Information given:
------------------------------------------------------------------------

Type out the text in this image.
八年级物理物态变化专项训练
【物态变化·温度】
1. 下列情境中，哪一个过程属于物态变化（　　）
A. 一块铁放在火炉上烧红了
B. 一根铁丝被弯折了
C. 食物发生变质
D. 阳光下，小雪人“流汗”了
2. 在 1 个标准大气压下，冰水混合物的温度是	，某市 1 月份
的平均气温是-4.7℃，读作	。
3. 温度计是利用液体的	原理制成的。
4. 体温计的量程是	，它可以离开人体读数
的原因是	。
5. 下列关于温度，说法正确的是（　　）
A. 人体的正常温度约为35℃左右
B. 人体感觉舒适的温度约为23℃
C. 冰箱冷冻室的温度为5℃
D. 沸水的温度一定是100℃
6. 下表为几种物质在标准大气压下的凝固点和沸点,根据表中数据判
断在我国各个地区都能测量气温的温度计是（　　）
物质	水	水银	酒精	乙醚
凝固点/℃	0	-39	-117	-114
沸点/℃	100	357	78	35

------------------------------------------------------------------------

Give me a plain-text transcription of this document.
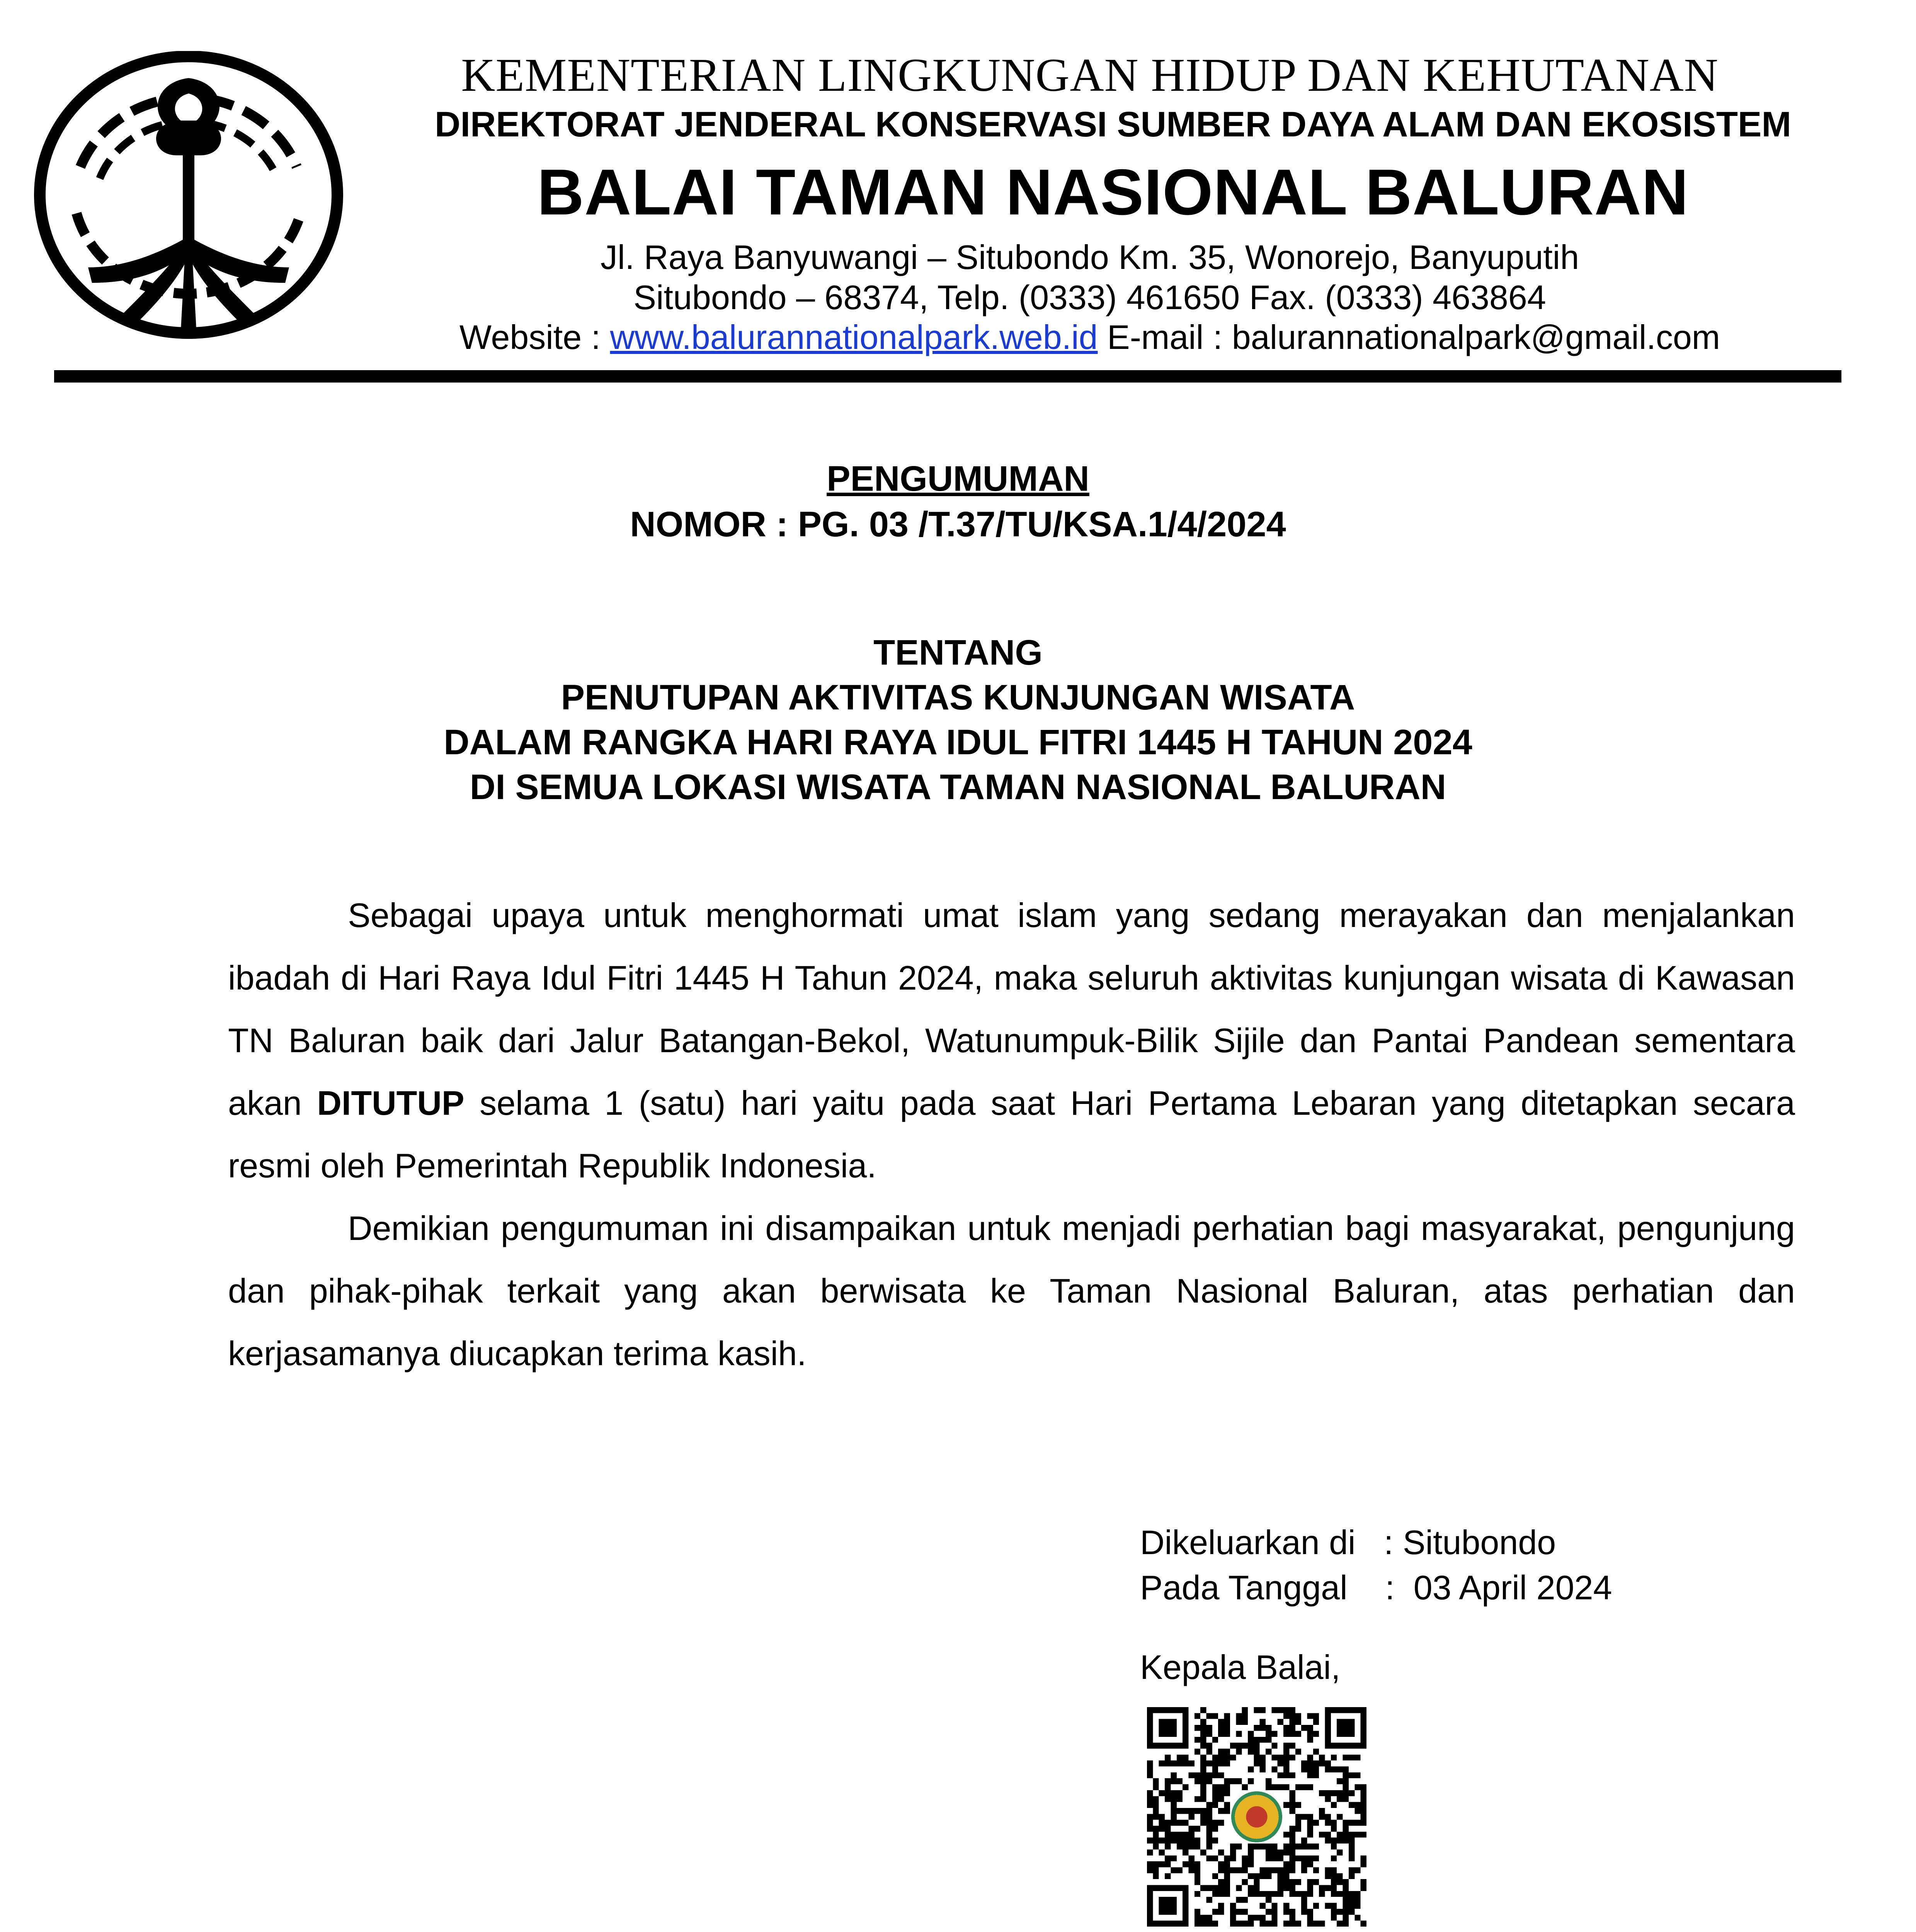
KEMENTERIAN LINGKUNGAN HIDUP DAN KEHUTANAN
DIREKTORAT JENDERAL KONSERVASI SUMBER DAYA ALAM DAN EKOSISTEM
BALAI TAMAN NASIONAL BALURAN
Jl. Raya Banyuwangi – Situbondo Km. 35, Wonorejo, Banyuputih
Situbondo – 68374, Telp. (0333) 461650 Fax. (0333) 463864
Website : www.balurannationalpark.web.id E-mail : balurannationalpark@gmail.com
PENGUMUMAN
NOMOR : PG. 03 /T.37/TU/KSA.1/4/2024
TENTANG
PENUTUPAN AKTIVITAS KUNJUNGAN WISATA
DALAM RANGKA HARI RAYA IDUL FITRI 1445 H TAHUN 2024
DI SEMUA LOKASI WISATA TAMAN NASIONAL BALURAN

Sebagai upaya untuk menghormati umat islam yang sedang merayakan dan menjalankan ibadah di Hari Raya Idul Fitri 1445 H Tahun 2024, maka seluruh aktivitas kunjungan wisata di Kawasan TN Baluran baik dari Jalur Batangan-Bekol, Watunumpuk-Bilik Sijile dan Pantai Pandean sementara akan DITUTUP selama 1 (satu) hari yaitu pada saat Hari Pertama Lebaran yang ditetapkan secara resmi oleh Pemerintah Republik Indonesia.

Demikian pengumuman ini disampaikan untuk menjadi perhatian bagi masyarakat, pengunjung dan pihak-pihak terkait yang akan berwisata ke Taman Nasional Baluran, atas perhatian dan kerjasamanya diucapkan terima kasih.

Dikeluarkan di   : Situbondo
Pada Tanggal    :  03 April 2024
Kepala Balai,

------------------------------------------------------------------------

Stated goal:
Find every line containing the word "Situbondo", then give the total and nothing more.

Result:
3